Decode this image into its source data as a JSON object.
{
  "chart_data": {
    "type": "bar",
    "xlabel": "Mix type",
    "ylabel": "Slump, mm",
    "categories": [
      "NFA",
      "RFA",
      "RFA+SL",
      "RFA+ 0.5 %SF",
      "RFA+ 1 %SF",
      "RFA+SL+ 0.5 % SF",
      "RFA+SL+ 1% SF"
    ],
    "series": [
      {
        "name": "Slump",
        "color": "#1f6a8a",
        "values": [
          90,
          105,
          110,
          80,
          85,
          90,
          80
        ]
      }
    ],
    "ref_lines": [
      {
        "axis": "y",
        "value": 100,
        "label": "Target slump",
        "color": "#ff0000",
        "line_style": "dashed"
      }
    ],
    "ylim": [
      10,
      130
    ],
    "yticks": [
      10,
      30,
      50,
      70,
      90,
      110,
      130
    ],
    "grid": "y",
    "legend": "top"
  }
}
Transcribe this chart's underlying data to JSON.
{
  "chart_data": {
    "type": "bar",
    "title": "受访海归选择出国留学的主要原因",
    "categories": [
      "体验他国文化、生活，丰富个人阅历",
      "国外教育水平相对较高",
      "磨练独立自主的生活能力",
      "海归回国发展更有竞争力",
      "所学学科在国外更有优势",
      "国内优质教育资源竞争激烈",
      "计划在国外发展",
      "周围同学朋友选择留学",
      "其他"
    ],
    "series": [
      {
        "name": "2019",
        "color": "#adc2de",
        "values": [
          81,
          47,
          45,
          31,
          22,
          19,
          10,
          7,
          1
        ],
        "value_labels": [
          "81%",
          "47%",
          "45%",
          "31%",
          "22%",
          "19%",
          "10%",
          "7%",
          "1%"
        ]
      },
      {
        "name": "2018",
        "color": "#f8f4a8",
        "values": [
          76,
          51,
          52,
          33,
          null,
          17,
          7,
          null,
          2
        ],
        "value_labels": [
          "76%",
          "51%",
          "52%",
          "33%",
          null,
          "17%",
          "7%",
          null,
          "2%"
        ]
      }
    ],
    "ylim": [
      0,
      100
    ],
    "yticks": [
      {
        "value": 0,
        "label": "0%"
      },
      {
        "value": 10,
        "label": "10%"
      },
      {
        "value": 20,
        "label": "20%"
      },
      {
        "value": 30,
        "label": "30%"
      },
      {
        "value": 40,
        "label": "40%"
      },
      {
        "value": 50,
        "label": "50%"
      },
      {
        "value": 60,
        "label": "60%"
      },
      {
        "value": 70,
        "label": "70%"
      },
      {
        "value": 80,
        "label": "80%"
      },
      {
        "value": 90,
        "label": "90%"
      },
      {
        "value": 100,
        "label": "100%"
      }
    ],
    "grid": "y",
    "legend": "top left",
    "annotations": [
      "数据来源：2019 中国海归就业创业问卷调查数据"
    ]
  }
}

◆ ◆ ◆

__The request__: Copy each line above where the string "this" occurs.

__Exercise solution__:
Decode this image into its source data as a JSON object.
Transcribe this chart's underlying data to JSON.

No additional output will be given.